Stated task: The entries that follow should be written out exactly.

Stored records:
....................
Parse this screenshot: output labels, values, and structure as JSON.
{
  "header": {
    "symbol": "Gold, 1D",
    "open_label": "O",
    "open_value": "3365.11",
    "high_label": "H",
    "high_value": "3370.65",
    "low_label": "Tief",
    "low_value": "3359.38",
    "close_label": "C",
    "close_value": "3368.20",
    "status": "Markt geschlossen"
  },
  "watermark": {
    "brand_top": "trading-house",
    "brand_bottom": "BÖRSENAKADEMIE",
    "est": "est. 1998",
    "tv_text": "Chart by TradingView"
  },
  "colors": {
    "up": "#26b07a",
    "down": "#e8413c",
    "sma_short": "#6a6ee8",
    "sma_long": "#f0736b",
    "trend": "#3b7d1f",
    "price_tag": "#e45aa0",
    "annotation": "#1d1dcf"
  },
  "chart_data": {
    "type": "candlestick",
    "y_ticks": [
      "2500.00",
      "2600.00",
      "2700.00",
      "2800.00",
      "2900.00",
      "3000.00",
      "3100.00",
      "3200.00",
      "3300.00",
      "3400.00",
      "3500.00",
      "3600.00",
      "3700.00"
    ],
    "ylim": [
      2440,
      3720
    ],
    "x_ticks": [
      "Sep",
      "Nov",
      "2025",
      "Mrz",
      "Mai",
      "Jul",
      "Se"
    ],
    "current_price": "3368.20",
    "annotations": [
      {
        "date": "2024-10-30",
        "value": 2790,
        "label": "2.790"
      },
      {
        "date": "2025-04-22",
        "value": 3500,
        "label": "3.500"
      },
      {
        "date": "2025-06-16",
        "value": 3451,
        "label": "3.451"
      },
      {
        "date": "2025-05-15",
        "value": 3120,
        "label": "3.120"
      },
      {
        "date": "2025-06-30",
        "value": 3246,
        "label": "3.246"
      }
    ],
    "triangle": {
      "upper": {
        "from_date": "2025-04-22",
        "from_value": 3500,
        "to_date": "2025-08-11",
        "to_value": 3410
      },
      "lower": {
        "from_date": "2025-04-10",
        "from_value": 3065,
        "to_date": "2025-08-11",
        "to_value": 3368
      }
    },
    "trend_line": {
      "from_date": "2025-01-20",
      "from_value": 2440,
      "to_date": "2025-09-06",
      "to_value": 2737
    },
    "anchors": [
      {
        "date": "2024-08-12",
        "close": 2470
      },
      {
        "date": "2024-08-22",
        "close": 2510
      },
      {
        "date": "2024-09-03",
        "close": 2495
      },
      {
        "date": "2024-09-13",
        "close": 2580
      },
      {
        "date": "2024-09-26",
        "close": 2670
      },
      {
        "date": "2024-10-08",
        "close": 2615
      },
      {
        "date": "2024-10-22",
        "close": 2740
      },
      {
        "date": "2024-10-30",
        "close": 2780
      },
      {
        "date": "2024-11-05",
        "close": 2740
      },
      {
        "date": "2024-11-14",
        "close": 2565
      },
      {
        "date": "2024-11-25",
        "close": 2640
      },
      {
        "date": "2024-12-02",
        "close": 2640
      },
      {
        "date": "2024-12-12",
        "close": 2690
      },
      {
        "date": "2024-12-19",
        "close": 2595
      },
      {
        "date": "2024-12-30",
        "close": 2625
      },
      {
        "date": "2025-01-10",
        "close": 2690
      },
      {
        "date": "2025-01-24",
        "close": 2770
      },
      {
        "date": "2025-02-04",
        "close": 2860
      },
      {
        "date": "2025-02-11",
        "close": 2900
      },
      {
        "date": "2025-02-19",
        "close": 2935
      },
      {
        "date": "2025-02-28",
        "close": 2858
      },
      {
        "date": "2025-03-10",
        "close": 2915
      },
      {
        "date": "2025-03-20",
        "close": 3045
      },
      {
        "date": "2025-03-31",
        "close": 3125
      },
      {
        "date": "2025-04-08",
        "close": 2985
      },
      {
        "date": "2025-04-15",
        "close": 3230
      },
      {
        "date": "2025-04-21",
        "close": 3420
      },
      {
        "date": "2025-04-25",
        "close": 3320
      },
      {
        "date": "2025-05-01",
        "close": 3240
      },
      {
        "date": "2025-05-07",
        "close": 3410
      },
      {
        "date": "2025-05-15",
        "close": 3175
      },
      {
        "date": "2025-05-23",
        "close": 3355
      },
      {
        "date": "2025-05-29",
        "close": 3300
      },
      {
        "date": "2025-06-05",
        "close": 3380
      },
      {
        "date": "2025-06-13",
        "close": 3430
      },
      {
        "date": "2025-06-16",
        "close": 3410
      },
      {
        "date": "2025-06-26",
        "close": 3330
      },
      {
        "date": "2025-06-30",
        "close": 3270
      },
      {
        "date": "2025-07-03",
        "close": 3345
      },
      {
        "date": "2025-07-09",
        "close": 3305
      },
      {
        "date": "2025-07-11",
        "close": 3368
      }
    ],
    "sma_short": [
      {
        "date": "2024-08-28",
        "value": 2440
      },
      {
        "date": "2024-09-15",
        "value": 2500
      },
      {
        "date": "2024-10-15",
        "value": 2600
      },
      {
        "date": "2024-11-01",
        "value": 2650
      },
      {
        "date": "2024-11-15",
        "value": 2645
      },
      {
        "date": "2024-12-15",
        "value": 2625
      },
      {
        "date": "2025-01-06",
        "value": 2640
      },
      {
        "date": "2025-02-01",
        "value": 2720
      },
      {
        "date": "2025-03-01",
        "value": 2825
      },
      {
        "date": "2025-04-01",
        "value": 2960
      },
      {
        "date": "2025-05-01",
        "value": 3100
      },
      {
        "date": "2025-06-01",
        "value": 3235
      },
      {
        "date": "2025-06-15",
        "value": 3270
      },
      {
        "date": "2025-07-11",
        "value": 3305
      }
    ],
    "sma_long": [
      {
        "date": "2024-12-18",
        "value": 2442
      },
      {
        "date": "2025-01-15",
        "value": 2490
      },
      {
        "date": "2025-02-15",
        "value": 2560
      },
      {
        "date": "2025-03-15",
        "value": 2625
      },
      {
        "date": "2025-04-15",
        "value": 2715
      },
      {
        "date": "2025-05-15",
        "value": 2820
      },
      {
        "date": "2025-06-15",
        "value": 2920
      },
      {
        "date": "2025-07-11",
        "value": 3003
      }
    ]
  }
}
....................
Worked answer:
Parse this screenshot: output labels, values, and structure as JSON.
{
  "header": {
    "symbol": "Gold, 1D",
    "open_label": "O",
    "open_value": "3365.11",
    "high_label": "H",
    "high_value": "3370.65",
    "low_label": "Tief",
    "low_value": "3359.38",
    "close_label": "C",
    "close_value": "3368.20",
    "status": "Markt geschlossen"
  },
  "watermark": {
    "brand_top": "trading-house",
    "brand_bottom": "BÖRSENAKADEMIE",
    "est": "est. 1998",
    "tv_text": "Chart by TradingView"
  },
  "colors": {
    "up": "#26b07a",
    "down": "#e8413c",
    "sma_short": "#6a6ee8",
    "sma_long": "#f0736b",
    "trend": "#3b7d1f",
    "price_tag": "#e45aa0",
    "annotation": "#1d1dcf"
  },
  "chart_data": {
    "type": "candlestick",
    "y_ticks": [
      "2500.00",
      "2600.00",
      "2700.00",
      "2800.00",
      "2900.00",
      "3000.00",
      "3100.00",
      "3200.00",
      "3300.00",
      "3400.00",
      "3500.00",
      "3600.00",
      "3700.00"
    ],
    "ylim": [
      2440,
      3720
    ],
    "x_ticks": [
      "Sep",
      "Nov",
      "2025",
      "Mrz",
      "Mai",
      "Jul",
      "Se"
    ],
    "current_price": "3368.20",
    "annotations": [
      {
        "date": "2024-10-30",
        "value": 2790,
        "label": "2.790"
      },
      {
        "date": "2025-04-22",
        "value": 3500,
        "label": "3.500"
      },
      {
        "date": "2025-06-16",
        "value": 3451,
        "label": "3.451"
      },
      {
        "date": "2025-05-15",
        "value": 3120,
        "label": "3.120"
      },
      {
        "date": "2025-06-30",
        "value": 3246,
        "label": "3.246"
      }
    ],
    "triangle": {
      "upper": {
        "from_date": "2025-04-22",
        "from_value": 3500,
        "to_date": "2025-08-11",
        "to_value": 3410
      },
      "lower": {
        "from_date": "2025-04-10",
        "from_value": 3065,
        "to_date": "2025-08-11",
        "to_value": 3368
      }
    },
    "trend_line": {
      "from_date": "2025-01-20",
      "from_value": 2440,
      "to_date": "2025-09-06",
      "to_value": 2737
    },
    "anchors": [
      {
        "date": "2024-08-12",
        "close": 2470
      },
      {
        "date": "2024-08-22",
        "close": 2510
      },
      {
        "date": "2024-09-03",
        "close": 2495
      },
      {
        "date": "2024-09-13",
        "close": 2580
      },
      {
        "date": "2024-09-26",
        "close": 2670
      },
      {
        "date": "2024-10-08",
        "close": 2615
      },
      {
        "date": "2024-10-22",
        "close": 2740
      },
      {
        "date": "2024-10-30",
        "close": 2780
      },
      {
        "date": "2024-11-05",
        "close": 2740
      },
      {
        "date": "2024-11-14",
        "close": 2565
      },
      {
        "date": "2024-11-25",
        "close": 2640
      },
      {
        "date": "2024-12-02",
        "close": 2640
      },
      {
        "date": "2024-12-12",
        "close": 2690
      },
      {
        "date": "2024-12-19",
        "close": 2595
      },
      {
        "date": "2024-12-30",
        "close": 2625
      },
      {
        "date": "2025-01-10",
        "close": 2690
      },
      {
        "date": "2025-01-24",
        "close": 2770
      },
      {
        "date": "2025-02-04",
        "close": 2860
      },
      {
        "date": "2025-02-11",
        "close": 2900
      },
      {
        "date": "2025-02-19",
        "close": 2935
      },
      {
        "date": "2025-02-28",
        "close": 2858
      },
      {
        "date": "2025-03-10",
        "close": 2915
      },
      {
        "date": "2025-03-20",
        "close": 3045
      },
      {
        "date": "2025-03-31",
        "close": 3125
      },
      {
        "date": "2025-04-08",
        "close": 2985
      },
      {
        "date": "2025-04-15",
        "close": 3230
      },
      {
        "date": "2025-04-21",
        "close": 3420
      },
      {
        "date": "2025-04-25",
        "close": 3320
      },
      {
        "date": "2025-05-01",
        "close": 3240
      },
      {
        "date": "2025-05-07",
        "close": 3410
      },
      {
        "date": "2025-05-15",
        "close": 3175
      },
      {
        "date": "2025-05-23",
        "close": 3355
      },
      {
        "date": "2025-05-29",
        "close": 3300
      },
      {
        "date": "2025-06-05",
        "close": 3380
      },
      {
        "date": "2025-06-13",
        "close": 3430
      },
      {
        "date": "2025-06-16",
        "close": 3410
      },
      {
        "date": "2025-06-26",
        "close": 3330
      },
      {
        "date": "2025-06-30",
        "close": 3270
      },
      {
        "date": "2025-07-03",
        "close": 3345
      },
      {
        "date": "2025-07-09",
        "close": 3305
      },
      {
        "date": "2025-07-11",
        "close": 3368
      }
    ],
    "sma_short": [
      {
        "date": "2024-08-28",
        "value": 2440
      },
      {
        "date": "2024-09-15",
        "value": 2500
      },
      {
        "date": "2024-10-15",
        "value": 2600
      },
      {
        "date": "2024-11-01",
        "value": 2650
      },
      {
        "date": "2024-11-15",
        "value": 2645
      },
      {
        "date": "2024-12-15",
        "value": 2625
      },
      {
        "date": "2025-01-06",
        "value": 2640
      },
      {
        "date": "2025-02-01",
        "value": 2720
      },
      {
        "date": "2025-03-01",
        "value": 2825
      },
      {
        "date": "2025-04-01",
        "value": 2960
      },
      {
        "date": "2025-05-01",
        "value": 3100
      },
      {
        "date": "2025-06-01",
        "value": 3235
      },
      {
        "date": "2025-06-15",
        "value": 3270
      },
      {
        "date": "2025-07-11",
        "value": 3305
      }
    ],
    "sma_long": [
      {
        "date": "2024-12-18",
        "value": 2442
      },
      {
        "date": "2025-01-15",
        "value": 2490
      },
      {
        "date": "2025-02-15",
        "value": 2560
      },
      {
        "date": "2025-03-15",
        "value": 2625
      },
      {
        "date": "2025-04-15",
        "value": 2715
      },
      {
        "date": "2025-05-15",
        "value": 2820
      },
      {
        "date": "2025-06-15",
        "value": 2920
      },
      {
        "date": "2025-07-11",
        "value": 3003
      }
    ]
  }
}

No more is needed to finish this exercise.